Instructions for the task
Reproduce each of the records below verbatim, line by line, without any changes.
%%
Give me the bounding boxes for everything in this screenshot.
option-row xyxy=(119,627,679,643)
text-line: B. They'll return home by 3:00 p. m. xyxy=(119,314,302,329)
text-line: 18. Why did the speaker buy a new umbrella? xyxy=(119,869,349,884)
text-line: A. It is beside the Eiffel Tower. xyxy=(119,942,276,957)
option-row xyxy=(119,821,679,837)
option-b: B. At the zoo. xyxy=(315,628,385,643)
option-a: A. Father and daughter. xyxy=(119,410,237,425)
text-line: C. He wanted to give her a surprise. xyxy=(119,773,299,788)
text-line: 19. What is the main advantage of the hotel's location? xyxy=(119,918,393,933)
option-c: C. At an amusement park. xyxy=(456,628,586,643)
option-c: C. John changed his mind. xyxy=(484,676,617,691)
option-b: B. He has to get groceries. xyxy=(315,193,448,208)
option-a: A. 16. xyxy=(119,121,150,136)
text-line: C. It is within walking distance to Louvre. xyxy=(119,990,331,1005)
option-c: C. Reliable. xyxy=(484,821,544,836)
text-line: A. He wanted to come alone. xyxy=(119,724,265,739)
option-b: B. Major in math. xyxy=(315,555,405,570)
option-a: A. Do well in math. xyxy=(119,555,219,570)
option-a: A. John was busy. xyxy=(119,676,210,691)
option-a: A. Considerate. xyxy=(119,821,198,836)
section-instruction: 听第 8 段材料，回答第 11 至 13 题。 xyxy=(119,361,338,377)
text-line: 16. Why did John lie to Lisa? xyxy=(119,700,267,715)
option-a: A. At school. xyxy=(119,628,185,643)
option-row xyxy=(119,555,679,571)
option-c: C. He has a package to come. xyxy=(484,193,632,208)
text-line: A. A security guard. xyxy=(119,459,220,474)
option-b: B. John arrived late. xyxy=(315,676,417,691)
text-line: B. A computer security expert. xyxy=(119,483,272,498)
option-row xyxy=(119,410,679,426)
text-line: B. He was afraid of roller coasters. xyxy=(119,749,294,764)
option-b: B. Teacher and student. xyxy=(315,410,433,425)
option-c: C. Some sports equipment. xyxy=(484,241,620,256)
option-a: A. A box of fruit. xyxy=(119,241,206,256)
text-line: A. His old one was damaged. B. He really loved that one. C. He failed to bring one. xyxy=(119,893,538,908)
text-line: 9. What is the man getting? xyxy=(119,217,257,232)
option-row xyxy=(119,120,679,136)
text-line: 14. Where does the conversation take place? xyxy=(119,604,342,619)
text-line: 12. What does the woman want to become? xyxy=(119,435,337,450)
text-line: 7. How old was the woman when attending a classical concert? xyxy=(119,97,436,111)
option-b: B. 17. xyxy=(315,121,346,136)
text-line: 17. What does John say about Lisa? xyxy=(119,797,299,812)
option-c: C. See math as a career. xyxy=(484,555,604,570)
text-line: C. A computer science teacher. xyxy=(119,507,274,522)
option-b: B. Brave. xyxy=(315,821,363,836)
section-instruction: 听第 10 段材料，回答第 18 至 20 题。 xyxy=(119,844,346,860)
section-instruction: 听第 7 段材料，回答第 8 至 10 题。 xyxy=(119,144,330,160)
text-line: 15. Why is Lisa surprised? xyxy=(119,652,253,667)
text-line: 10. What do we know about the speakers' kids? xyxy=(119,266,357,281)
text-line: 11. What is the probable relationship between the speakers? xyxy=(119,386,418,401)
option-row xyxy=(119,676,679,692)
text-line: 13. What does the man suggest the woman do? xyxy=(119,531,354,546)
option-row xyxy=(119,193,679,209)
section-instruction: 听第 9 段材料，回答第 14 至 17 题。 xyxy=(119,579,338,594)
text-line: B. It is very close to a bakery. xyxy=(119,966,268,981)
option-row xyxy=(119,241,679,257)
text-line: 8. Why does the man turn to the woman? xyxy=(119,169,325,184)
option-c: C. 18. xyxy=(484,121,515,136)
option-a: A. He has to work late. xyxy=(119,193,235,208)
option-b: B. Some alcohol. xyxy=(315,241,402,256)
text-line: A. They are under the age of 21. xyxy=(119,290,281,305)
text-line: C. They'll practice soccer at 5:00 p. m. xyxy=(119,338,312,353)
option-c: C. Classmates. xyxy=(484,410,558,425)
%%
Result of this task
Give me the bounding boxes for everything in this screenshot.
option-row xyxy=(119,627,679,643)
text-line: B. They'll return home by 3:00 p. m. xyxy=(119,314,302,329)
text-line: 18. Why did the speaker buy a new umbrella? xyxy=(119,869,349,884)
text-line: A. It is beside the Eiffel Tower. xyxy=(119,942,276,957)
option-row xyxy=(119,821,679,837)
option-b: B. At the zoo. xyxy=(315,628,385,643)
option-a: A. Father and daughter. xyxy=(119,410,237,425)
text-line: C. He wanted to give her a surprise. xyxy=(119,773,299,788)
text-line: 19. What is the main advantage of the hotel's location? xyxy=(119,918,393,933)
option-c: C. At an amusement park. xyxy=(456,628,586,643)
option-c: C. John changed his mind. xyxy=(484,676,617,691)
option-b: B. He has to get groceries. xyxy=(315,193,448,208)
option-a: A. 16. xyxy=(119,121,150,136)
text-line: C. It is within walking distance to Louvre. xyxy=(119,990,331,1005)
option-c: C. Reliable. xyxy=(484,821,544,836)
text-line: A. He wanted to come alone. xyxy=(119,724,265,739)
option-b: B. Major in math. xyxy=(315,555,405,570)
option-a: A. Do well in math. xyxy=(119,555,219,570)
option-a: A. John was busy. xyxy=(119,676,210,691)
option-a: A. Considerate. xyxy=(119,821,198,836)
section-instruction: 听第 8 段材料，回答第 11 至 13 题。 xyxy=(119,361,338,377)
text-line: 16. Why did John lie to Lisa? xyxy=(119,700,267,715)
option-a: A. At school. xyxy=(119,628,185,643)
option-row xyxy=(119,555,679,571)
option-c: C. He has a package to come. xyxy=(484,193,632,208)
text-line: A. A security guard. xyxy=(119,459,220,474)
option-b: B. John arrived late. xyxy=(315,676,417,691)
text-line: B. A computer security expert. xyxy=(119,483,272,498)
option-row xyxy=(119,410,679,426)
text-line: B. He was afraid of roller coasters. xyxy=(119,749,294,764)
option-b: B. Teacher and student. xyxy=(315,410,433,425)
option-c: C. Some sports equipment. xyxy=(484,241,620,256)
option-a: A. A box of fruit. xyxy=(119,241,206,256)
text-line: A. His old one was damaged. B. He really loved that one. C. He failed to bring one. xyxy=(119,893,538,908)
text-line: 9. What is the man getting? xyxy=(119,217,257,232)
option-row xyxy=(119,120,679,136)
text-line: 14. Where does the conversation take place? xyxy=(119,604,342,619)
text-line: 12. What does the woman want to become? xyxy=(119,435,337,450)
text-line: 7. How old was the woman when attending a classical concert? xyxy=(119,97,436,111)
option-b: B. 17. xyxy=(315,121,346,136)
text-line: 17. What does John say about Lisa? xyxy=(119,797,299,812)
option-c: C. See math as a career. xyxy=(484,555,604,570)
text-line: C. A computer science teacher. xyxy=(119,507,274,522)
option-b: B. Brave. xyxy=(315,821,363,836)
section-instruction: 听第 10 段材料，回答第 18 至 20 题。 xyxy=(119,844,346,860)
section-instruction: 听第 7 段材料，回答第 8 至 10 题。 xyxy=(119,144,330,160)
text-line: 15. Why is Lisa surprised? xyxy=(119,652,253,667)
text-line: 10. What do we know about the speakers' kids? xyxy=(119,266,357,281)
text-line: 11. What is the probable relationship between the speakers? xyxy=(119,386,418,401)
option-row xyxy=(119,676,679,692)
text-line: 13. What does the man suggest the woman do? xyxy=(119,531,354,546)
option-row xyxy=(119,193,679,209)
section-instruction: 听第 9 段材料，回答第 14 至 17 题。 xyxy=(119,579,338,594)
text-line: B. It is very close to a bakery. xyxy=(119,966,268,981)
option-row xyxy=(119,241,679,257)
text-line: 8. Why does the man turn to the woman? xyxy=(119,169,325,184)
option-c: C. 18. xyxy=(484,121,515,136)
option-a: A. He has to work late. xyxy=(119,193,235,208)
option-b: B. Some alcohol. xyxy=(315,241,402,256)
text-line: A. They are under the age of 21. xyxy=(119,290,281,305)
text-line: C. They'll practice soccer at 5:00 p. m. xyxy=(119,338,312,353)
option-c: C. Classmates. xyxy=(484,410,558,425)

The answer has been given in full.